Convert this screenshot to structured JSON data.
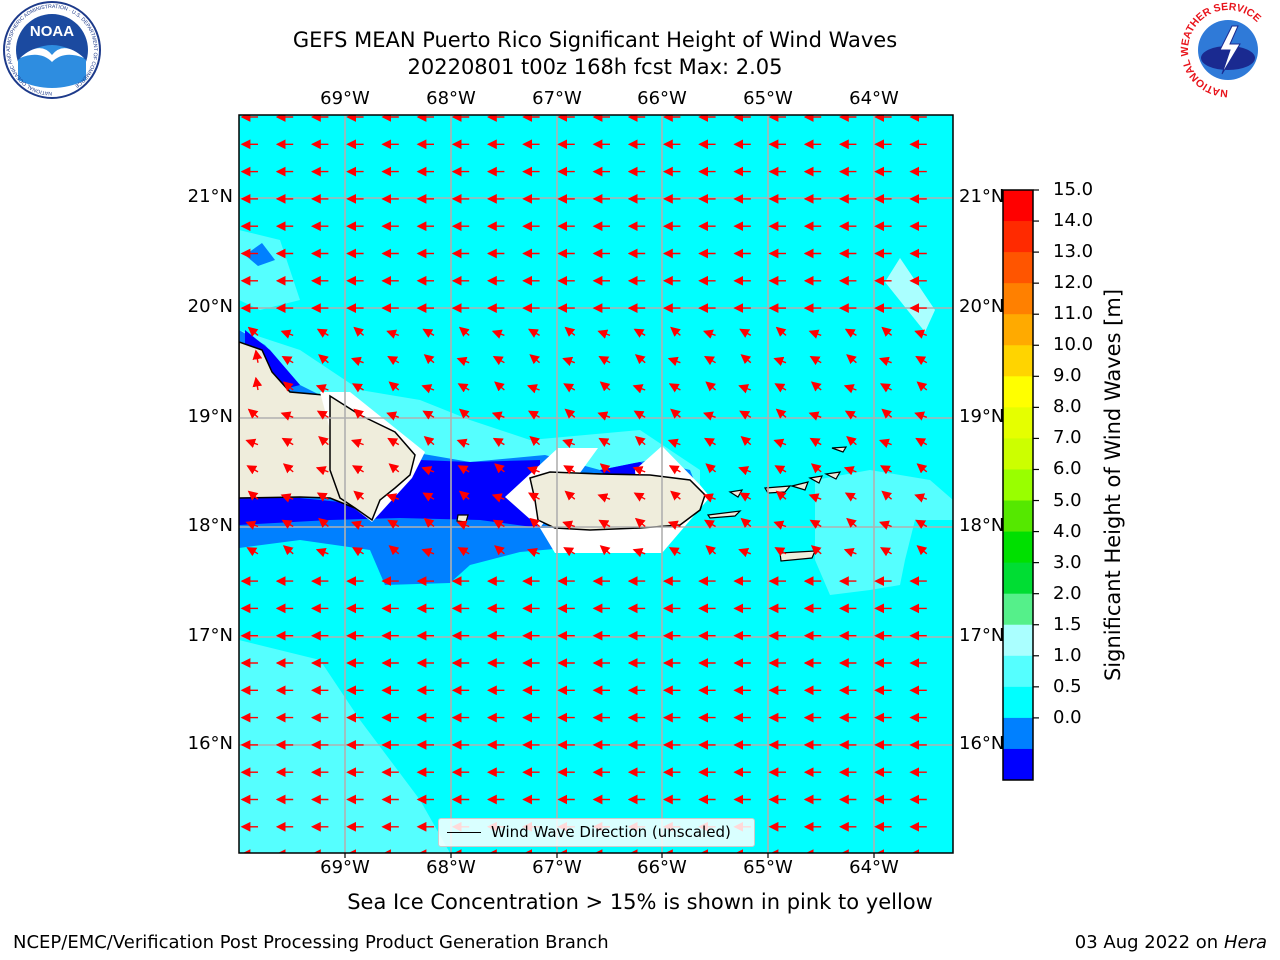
{
  "title_line1": "GEFS MEAN Puerto Rico Significant Height of Wind Waves",
  "title_line2": "20220801 t00z 168h fcst   Max: 2.05",
  "lon_labels": [
    "69°W",
    "68°W",
    "67°W",
    "66°W",
    "65°W",
    "64°W"
  ],
  "lat_labels": [
    "21°N",
    "20°N",
    "19°N",
    "18°N",
    "17°N",
    "16°N"
  ],
  "legend_text": "Wind Wave Direction (unscaled)",
  "colorbar": {
    "title": "Significant Height of Wind Waves [m]",
    "ticks": [
      "15.0",
      "14.0",
      "13.0",
      "12.0",
      "11.0",
      "10.0",
      "9.0",
      "8.0",
      "7.0",
      "6.0",
      "5.0",
      "4.0",
      "3.0",
      "2.0",
      "1.5",
      "1.0",
      "0.5",
      "0.0"
    ],
    "colors": [
      "#ff0000",
      "#ff2a00",
      "#ff5500",
      "#ff8000",
      "#ffaa00",
      "#ffd400",
      "#ffff00",
      "#e5ff00",
      "#ccff00",
      "#99ff00",
      "#55e800",
      "#00e000",
      "#00dd33",
      "#55f08a",
      "#aaffff",
      "#55ffff",
      "#00ffff",
      "#0080ff",
      "#0000ff"
    ]
  },
  "colors": {
    "sea_base": "#00ffff",
    "sea_mid": "#55ffff",
    "sea_light": "#aaffff",
    "shallow": "#0080ff",
    "deep": "#0000ff",
    "land": "#efeddc",
    "arrow": "#ff0000"
  },
  "ice_note": "Sea Ice Concentration > 15% is shown in pink to yellow",
  "footer_left": "NCEP/EMC/Verification Post Processing Product Generation Branch",
  "footer_right_date": "03 Aug 2022 on",
  "footer_right_host": "Hera",
  "logos": {
    "noaa": "NOAA",
    "noaa_ring": "NATIONAL OCEANIC AND ATMOSPHERIC ADMINISTRATION · U.S. DEPARTMENT OF COMMERCE",
    "nws_ring": "NATIONAL WEATHER SERVICE"
  }
}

▶ [The exercise]
Check each line of the records for the word "Height", and show the lines that contain it.

▶ [Reply]
  "title_line1": "GEFS MEAN Puerto Rico Significant Height of Wind Waves",
    "title": "Significant Height of Wind Waves [m]",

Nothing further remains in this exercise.